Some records
########

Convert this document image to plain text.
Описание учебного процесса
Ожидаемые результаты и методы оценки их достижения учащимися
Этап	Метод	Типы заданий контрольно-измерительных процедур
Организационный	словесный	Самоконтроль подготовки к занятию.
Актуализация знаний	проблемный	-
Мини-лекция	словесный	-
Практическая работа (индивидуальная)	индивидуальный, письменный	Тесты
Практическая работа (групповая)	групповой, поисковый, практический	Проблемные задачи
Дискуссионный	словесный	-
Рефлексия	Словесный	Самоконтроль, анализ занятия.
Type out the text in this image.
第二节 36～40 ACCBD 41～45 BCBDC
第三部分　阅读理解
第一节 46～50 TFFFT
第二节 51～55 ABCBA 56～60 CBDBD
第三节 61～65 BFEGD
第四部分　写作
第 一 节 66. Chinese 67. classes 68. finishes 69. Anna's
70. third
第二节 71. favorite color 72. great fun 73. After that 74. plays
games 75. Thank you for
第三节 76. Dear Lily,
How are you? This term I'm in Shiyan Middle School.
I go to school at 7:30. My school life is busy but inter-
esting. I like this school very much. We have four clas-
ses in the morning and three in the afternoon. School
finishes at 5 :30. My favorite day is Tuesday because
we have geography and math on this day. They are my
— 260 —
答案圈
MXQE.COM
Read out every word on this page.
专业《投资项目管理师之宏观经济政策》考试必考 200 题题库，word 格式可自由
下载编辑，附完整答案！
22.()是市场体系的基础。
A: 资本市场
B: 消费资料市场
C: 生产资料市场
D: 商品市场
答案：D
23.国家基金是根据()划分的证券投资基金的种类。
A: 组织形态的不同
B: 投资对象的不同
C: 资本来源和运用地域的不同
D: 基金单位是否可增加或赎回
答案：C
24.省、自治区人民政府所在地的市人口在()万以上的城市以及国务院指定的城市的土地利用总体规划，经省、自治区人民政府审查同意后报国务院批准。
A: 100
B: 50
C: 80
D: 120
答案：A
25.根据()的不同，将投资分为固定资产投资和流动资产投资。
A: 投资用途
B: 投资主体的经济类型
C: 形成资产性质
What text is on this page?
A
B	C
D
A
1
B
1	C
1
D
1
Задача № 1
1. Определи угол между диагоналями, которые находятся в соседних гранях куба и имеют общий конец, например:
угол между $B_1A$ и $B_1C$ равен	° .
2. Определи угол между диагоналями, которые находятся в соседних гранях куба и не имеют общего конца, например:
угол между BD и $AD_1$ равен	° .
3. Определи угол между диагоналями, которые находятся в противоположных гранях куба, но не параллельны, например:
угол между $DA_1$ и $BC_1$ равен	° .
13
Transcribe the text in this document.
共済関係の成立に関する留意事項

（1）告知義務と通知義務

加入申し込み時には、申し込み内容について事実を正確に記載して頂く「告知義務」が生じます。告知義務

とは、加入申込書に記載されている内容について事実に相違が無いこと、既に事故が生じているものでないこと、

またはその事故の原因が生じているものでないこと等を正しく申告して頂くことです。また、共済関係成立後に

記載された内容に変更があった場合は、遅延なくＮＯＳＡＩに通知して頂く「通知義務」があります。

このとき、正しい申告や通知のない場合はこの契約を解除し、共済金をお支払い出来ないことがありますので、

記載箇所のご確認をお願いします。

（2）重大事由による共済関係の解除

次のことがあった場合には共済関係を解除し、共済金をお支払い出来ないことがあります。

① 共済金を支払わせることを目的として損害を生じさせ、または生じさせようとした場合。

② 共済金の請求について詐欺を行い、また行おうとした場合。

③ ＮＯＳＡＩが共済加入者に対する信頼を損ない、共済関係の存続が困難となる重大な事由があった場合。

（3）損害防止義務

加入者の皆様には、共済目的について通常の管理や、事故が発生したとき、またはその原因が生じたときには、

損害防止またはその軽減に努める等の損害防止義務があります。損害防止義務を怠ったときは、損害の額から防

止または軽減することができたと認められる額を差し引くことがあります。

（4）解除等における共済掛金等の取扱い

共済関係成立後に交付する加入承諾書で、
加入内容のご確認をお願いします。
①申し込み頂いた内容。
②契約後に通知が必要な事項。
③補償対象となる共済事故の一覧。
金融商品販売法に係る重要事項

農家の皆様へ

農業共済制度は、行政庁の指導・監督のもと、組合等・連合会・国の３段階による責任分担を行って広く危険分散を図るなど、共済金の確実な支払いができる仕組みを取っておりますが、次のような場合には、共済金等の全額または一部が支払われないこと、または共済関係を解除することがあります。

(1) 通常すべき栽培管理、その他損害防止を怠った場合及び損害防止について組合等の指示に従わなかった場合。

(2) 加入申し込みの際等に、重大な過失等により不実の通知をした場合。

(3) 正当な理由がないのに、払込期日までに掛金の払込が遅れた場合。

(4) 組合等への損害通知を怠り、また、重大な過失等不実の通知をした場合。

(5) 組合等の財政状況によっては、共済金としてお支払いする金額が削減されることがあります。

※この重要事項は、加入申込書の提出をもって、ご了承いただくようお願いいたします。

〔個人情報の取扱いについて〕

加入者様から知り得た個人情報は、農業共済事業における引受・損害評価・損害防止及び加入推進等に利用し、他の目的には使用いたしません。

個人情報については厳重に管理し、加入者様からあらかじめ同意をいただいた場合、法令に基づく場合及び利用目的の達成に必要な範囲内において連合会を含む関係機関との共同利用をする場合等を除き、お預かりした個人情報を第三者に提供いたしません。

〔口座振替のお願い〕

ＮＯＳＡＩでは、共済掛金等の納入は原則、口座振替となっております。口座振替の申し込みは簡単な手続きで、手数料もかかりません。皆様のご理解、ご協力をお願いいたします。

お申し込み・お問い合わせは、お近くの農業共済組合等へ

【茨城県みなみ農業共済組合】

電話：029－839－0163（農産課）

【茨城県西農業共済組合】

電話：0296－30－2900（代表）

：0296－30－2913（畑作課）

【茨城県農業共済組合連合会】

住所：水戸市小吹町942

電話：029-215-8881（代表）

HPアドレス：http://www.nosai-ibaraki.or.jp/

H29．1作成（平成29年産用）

########

** What is being asked **
Find the string "image" in the entries above and return each line that holds it.

** Task solution **
Convert this document image to plain text.
Type out the text in this image.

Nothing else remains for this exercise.